Input:
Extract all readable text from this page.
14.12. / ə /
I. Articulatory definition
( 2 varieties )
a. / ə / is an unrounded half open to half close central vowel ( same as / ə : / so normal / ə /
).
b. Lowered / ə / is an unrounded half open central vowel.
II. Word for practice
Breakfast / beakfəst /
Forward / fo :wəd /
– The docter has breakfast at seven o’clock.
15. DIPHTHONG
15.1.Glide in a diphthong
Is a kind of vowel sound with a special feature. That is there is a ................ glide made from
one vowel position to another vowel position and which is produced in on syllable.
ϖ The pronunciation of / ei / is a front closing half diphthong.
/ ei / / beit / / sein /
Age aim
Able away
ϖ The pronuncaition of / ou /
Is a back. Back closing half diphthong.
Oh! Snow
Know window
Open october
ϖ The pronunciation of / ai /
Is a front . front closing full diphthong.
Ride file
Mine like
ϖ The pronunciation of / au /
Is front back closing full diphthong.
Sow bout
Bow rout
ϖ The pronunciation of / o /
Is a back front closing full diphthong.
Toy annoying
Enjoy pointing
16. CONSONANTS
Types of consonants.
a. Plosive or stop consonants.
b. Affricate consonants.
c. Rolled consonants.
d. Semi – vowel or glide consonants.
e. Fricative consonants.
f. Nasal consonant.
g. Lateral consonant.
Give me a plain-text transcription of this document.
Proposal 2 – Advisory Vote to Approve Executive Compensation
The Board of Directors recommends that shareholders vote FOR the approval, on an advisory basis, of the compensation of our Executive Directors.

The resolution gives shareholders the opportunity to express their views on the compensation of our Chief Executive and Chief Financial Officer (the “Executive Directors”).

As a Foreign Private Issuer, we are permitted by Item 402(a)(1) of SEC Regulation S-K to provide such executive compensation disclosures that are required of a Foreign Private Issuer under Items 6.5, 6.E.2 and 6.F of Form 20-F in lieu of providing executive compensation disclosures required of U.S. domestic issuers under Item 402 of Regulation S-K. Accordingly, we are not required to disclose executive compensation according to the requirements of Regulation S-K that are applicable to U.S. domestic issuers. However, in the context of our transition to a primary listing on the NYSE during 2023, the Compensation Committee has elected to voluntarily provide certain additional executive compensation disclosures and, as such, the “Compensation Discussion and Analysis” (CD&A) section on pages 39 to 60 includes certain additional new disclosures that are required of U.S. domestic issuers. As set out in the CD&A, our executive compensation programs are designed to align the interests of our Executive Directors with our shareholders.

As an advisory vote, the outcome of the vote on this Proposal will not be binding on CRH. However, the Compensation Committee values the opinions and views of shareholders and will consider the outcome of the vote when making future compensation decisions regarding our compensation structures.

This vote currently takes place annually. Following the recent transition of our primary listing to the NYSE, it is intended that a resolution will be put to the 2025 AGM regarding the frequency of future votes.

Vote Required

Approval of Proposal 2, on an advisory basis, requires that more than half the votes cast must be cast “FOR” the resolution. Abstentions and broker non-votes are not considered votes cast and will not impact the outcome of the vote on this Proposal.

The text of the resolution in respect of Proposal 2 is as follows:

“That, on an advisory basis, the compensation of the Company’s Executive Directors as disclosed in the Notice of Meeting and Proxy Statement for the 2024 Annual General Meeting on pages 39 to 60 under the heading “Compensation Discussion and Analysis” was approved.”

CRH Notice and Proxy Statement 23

Task:
Look through the data above. Find each line with the string "outcome" and copy it.

Result of the exercise:
As an advisory vote, the outcome of the vote on this Proposal will not be binding on CRH. However, the Compensation Committee values the opinions and views of shareholders and will consider the outcome of the vote when making future compensation decisions regarding our compensation structures.
Approval of Proposal 2, on an advisory basis, requires that more than half the votes cast must be cast “FOR” the resolution. Abstentions and broker non-votes are not considered votes cast and will not impact the outcome of the vote on this Proposal.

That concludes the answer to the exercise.